Dataset items
────────────────────
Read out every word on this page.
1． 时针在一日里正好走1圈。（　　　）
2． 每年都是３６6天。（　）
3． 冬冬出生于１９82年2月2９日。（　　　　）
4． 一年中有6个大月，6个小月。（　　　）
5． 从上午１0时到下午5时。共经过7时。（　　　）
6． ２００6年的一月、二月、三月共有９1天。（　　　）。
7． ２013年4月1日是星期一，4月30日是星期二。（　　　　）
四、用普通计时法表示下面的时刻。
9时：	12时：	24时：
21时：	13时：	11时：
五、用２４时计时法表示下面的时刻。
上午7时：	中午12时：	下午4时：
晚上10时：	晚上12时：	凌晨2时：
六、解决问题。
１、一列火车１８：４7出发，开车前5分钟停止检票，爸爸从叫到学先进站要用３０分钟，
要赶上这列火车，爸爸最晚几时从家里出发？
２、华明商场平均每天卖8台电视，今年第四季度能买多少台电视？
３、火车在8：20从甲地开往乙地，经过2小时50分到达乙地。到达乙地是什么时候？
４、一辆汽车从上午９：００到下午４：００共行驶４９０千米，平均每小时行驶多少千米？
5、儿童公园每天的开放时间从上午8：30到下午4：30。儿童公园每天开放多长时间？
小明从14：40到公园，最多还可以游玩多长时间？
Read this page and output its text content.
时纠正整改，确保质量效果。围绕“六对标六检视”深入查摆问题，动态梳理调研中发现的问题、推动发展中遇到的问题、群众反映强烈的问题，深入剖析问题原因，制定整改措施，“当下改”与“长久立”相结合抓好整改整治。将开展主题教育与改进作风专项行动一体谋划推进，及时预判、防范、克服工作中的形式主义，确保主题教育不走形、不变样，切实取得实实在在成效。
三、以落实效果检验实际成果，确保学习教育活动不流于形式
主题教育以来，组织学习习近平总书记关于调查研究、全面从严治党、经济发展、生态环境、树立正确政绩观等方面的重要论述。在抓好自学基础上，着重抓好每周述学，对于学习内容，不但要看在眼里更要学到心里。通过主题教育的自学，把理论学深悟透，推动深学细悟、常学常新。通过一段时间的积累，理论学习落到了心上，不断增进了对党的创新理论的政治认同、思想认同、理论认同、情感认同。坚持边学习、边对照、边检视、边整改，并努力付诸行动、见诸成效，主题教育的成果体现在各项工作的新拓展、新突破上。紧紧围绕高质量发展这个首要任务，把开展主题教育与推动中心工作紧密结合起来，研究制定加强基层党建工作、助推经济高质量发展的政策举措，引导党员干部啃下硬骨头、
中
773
────────────────────
Write the data out again in full and exactly.

Read out every word on this page.
1． 时针在一日里正好走1圈。（　　　）
2． 每年都是３６6天。（　）
3． 冬冬出生于１９82年2月2９日。（　　　　）
4． 一年中有6个大月，6个小月。（　　　）
5． 从上午１0时到下午5时。共经过7时。（　　　）
6． ２００6年的一月、二月、三月共有９1天。（　　　）。
7． ２013年4月1日是星期一，4月30日是星期二。（　　　　）
四、用普通计时法表示下面的时刻。
9时：	12时：	24时：
21时：	13时：	11时：
五、用２４时计时法表示下面的时刻。
上午7时：	中午12时：	下午4时：
晚上10时：	晚上12时：	凌晨2时：
六、解决问题。
１、一列火车１８：４7出发，开车前5分钟停止检票，爸爸从叫到学先进站要用３０分钟，
要赶上这列火车，爸爸最晚几时从家里出发？
２、华明商场平均每天卖8台电视，今年第四季度能买多少台电视？
３、火车在8：20从甲地开往乙地，经过2小时50分到达乙地。到达乙地是什么时候？
４、一辆汽车从上午９：００到下午４：００共行驶４９０千米，平均每小时行驶多少千米？
5、儿童公园每天的开放时间从上午8：30到下午4：30。儿童公园每天开放多长时间？
小明从14：40到公园，最多还可以游玩多长时间？
Read this page and output its text content.
时纠正整改，确保质量效果。围绕“六对标六检视”深入查摆问题，动态梳理调研中发现的问题、推动发展中遇到的问题、群众反映强烈的问题，深入剖析问题原因，制定整改措施，“当下改”与“长久立”相结合抓好整改整治。将开展主题教育与改进作风专项行动一体谋划推进，及时预判、防范、克服工作中的形式主义，确保主题教育不走形、不变样，切实取得实实在在成效。
三、以落实效果检验实际成果，确保学习教育活动不流于形式
主题教育以来，组织学习习近平总书记关于调查研究、全面从严治党、经济发展、生态环境、树立正确政绩观等方面的重要论述。在抓好自学基础上，着重抓好每周述学，对于学习内容，不但要看在眼里更要学到心里。通过主题教育的自学，把理论学深悟透，推动深学细悟、常学常新。通过一段时间的积累，理论学习落到了心上，不断增进了对党的创新理论的政治认同、思想认同、理论认同、情感认同。坚持边学习、边对照、边检视、边整改，并努力付诸行动、见诸成效，主题教育的成果体现在各项工作的新拓展、新突破上。紧紧围绕高质量发展这个首要任务，把开展主题教育与推动中心工作紧密结合起来，研究制定加强基层党建工作、助推经济高质量发展的政策举措，引导党员干部啃下硬骨头、
中
773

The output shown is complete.